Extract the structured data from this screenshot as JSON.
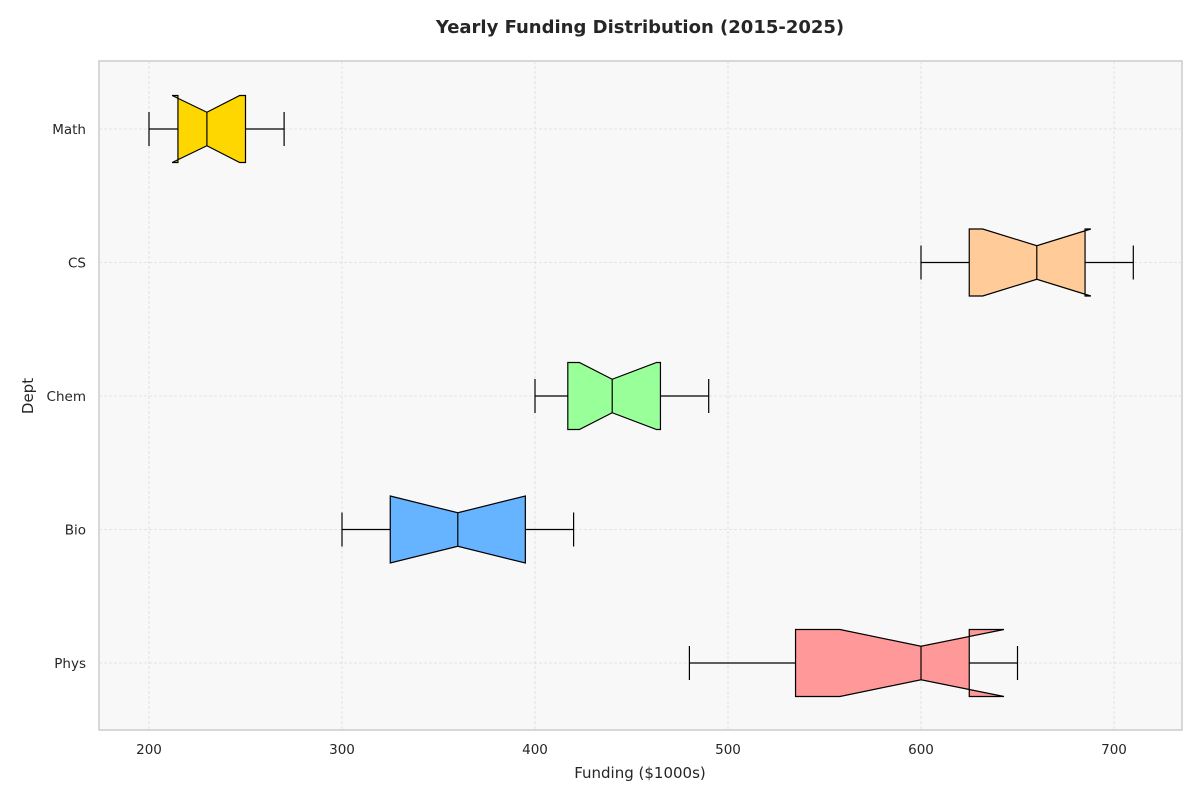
{
  "chart_data": {
    "type": "boxplot",
    "orientation": "horizontal",
    "notched": true,
    "title": "Yearly Funding Distribution (2015-2025)",
    "xlabel": "Funding ($1000s)",
    "ylabel": "Dept",
    "xlim": [
      174,
      1735
    ],
    "xticks": [
      200,
      300,
      400,
      500,
      600,
      700
    ],
    "grid": true,
    "series": [
      {
        "name": "Phys",
        "whisker_low": 480,
        "q1": 535,
        "median": 600,
        "q3": 625,
        "whisker_high": 650,
        "notch_low": 558,
        "notch_high": 643,
        "color": "#ff9999"
      },
      {
        "name": "Bio",
        "whisker_low": 300,
        "q1": 325,
        "median": 360,
        "q3": 395,
        "whisker_high": 420,
        "notch_low": 325,
        "notch_high": 395,
        "color": "#66b3ff"
      },
      {
        "name": "Chem",
        "whisker_low": 400,
        "q1": 417,
        "median": 440,
        "q3": 465,
        "whisker_high": 490,
        "notch_low": 423,
        "notch_high": 463,
        "color": "#99ff99"
      },
      {
        "name": "CS",
        "whisker_low": 600,
        "q1": 625,
        "median": 660,
        "q3": 685,
        "whisker_high": 710,
        "notch_low": 632,
        "notch_high": 688,
        "color": "#ffcc99"
      },
      {
        "name": "Math",
        "whisker_low": 200,
        "q1": 215,
        "median": 230,
        "q3": 250,
        "whisker_high": 270,
        "notch_low": 212,
        "notch_high": 247,
        "color": "#ffd700"
      }
    ]
  }
}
^^^^
Task to complete:
Return each line with "name".

Result for this task:
        "name": "Phys",
        "name": "Bio",
        "name": "Chem",
        "name": "CS",
        "name": "Math",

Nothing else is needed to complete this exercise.